Rows from a figure dataset:
<<<<

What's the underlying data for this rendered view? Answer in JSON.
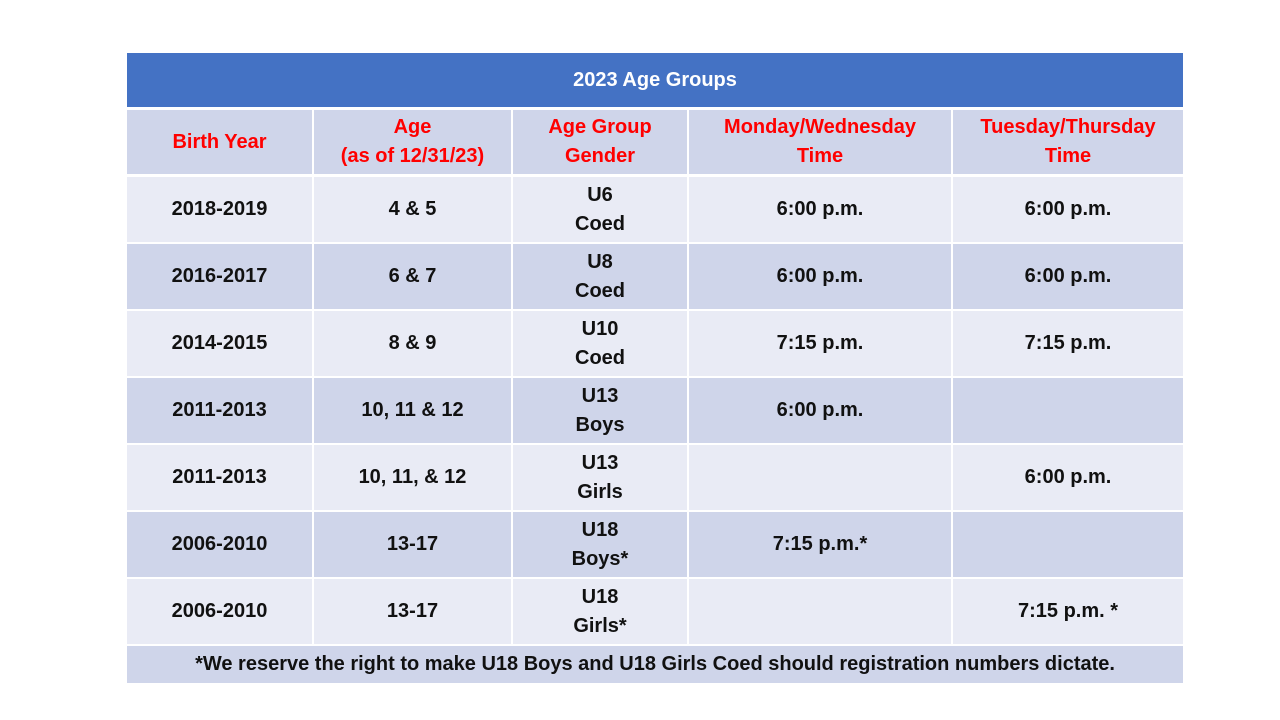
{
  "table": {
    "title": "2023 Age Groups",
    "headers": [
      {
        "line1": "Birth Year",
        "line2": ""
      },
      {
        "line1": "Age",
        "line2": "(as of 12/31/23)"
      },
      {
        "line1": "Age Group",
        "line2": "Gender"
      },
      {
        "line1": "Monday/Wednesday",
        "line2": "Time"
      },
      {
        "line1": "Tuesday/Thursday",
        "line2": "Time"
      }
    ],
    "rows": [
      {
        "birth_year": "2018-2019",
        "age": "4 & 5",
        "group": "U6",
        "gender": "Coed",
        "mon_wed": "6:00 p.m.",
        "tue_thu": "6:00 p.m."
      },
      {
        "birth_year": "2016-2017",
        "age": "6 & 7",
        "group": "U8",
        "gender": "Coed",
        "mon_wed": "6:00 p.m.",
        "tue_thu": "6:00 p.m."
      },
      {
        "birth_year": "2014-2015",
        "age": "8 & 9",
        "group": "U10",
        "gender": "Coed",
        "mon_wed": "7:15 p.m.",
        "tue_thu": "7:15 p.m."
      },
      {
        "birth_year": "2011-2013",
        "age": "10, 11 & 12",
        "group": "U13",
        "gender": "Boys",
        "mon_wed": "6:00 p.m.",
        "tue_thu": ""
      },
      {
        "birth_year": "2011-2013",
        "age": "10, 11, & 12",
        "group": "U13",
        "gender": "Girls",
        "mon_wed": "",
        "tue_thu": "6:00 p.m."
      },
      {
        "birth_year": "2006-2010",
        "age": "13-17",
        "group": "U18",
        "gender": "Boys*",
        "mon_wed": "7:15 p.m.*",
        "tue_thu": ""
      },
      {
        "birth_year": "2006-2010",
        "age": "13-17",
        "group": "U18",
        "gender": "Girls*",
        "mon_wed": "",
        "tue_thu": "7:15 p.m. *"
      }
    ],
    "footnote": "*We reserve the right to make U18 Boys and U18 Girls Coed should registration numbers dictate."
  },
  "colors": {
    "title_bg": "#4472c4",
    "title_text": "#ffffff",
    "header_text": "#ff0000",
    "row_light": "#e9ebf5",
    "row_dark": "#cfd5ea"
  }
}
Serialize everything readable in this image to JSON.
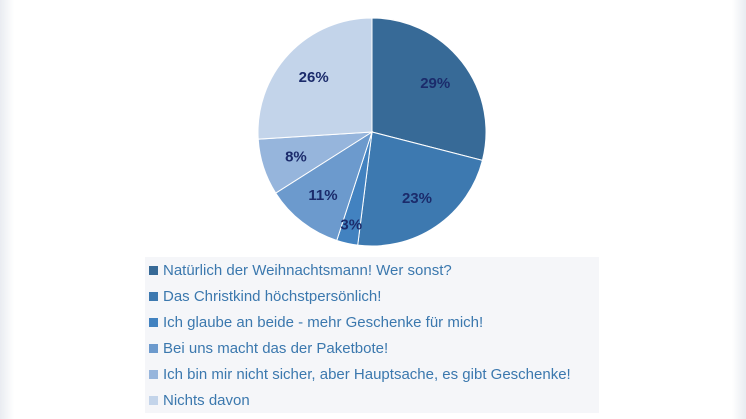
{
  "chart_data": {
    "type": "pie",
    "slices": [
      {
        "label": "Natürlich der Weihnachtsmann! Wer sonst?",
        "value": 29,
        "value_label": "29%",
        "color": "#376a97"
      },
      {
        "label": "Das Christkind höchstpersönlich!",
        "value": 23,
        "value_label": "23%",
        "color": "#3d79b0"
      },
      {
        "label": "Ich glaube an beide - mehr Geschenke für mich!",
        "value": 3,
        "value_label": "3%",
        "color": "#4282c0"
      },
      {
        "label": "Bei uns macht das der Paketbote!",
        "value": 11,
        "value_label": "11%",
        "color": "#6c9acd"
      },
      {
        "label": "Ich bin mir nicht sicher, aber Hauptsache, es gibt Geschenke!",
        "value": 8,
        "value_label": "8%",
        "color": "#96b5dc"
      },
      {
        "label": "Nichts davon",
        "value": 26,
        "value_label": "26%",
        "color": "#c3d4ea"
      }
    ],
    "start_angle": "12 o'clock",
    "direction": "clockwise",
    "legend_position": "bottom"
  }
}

>>>>

PROBLEM: Every record above must be given again exactly; drop the pictures.

ANSWER TO THIS TASK:
What's the underlying data for this rendered view? Answer in JSON.
{
  "table": {
    "title": "2023 Age Groups",
    "headers": [
      {
        "line1": "Birth Year",
        "line2": ""
      },
      {
        "line1": "Age",
        "line2": "(as of 12/31/23)"
      },
      {
        "line1": "Age Group",
        "line2": "Gender"
      },
      {
        "line1": "Monday/Wednesday",
        "line2": "Time"
      },
      {
        "line1": "Tuesday/Thursday",
        "line2": "Time"
      }
    ],
    "rows": [
      {
        "birth_year": "2018-2019",
        "age": "4 & 5",
        "group": "U6",
        "gender": "Coed",
        "mon_wed": "6:00 p.m.",
        "tue_thu": "6:00 p.m."
      },
      {
        "birth_year": "2016-2017",
        "age": "6 & 7",
        "group": "U8",
        "gender": "Coed",
        "mon_wed": "6:00 p.m.",
        "tue_thu": "6:00 p.m."
      },
      {
        "birth_year": "2014-2015",
        "age": "8 & 9",
        "group": "U10",
        "gender": "Coed",
        "mon_wed": "7:15 p.m.",
        "tue_thu": "7:15 p.m."
      },
      {
        "birth_year": "2011-2013",
        "age": "10, 11 & 12",
        "group": "U13",
        "gender": "Boys",
        "mon_wed": "6:00 p.m.",
        "tue_thu": ""
      },
      {
        "birth_year": "2011-2013",
        "age": "10, 11, & 12",
        "group": "U13",
        "gender": "Girls",
        "mon_wed": "",
        "tue_thu": "6:00 p.m."
      },
      {
        "birth_year": "2006-2010",
        "age": "13-17",
        "group": "U18",
        "gender": "Boys*",
        "mon_wed": "7:15 p.m.*",
        "tue_thu": ""
      },
      {
        "birth_year": "2006-2010",
        "age": "13-17",
        "group": "U18",
        "gender": "Girls*",
        "mon_wed": "",
        "tue_thu": "7:15 p.m. *"
      }
    ],
    "footnote": "*We reserve the right to make U18 Boys and U18 Girls Coed should registration numbers dictate."
  },
  "colors": {
    "title_bg": "#4472c4",
    "title_text": "#ffffff",
    "header_text": "#ff0000",
    "row_light": "#e9ebf5",
    "row_dark": "#cfd5ea"
  }
}
Serialize everything readable in this image to JSON.
{
  "chart_data": {
    "type": "pie",
    "slices": [
      {
        "label": "Natürlich der Weihnachtsmann! Wer sonst?",
        "value": 29,
        "value_label": "29%",
        "color": "#376a97"
      },
      {
        "label": "Das Christkind höchstpersönlich!",
        "value": 23,
        "value_label": "23%",
        "color": "#3d79b0"
      },
      {
        "label": "Ich glaube an beide - mehr Geschenke für mich!",
        "value": 3,
        "value_label": "3%",
        "color": "#4282c0"
      },
      {
        "label": "Bei uns macht das der Paketbote!",
        "value": 11,
        "value_label": "11%",
        "color": "#6c9acd"
      },
      {
        "label": "Ich bin mir nicht sicher, aber Hauptsache, es gibt Geschenke!",
        "value": 8,
        "value_label": "8%",
        "color": "#96b5dc"
      },
      {
        "label": "Nichts davon",
        "value": 26,
        "value_label": "26%",
        "color": "#c3d4ea"
      }
    ],
    "start_angle": "12 o'clock",
    "direction": "clockwise",
    "legend_position": "bottom"
  }
}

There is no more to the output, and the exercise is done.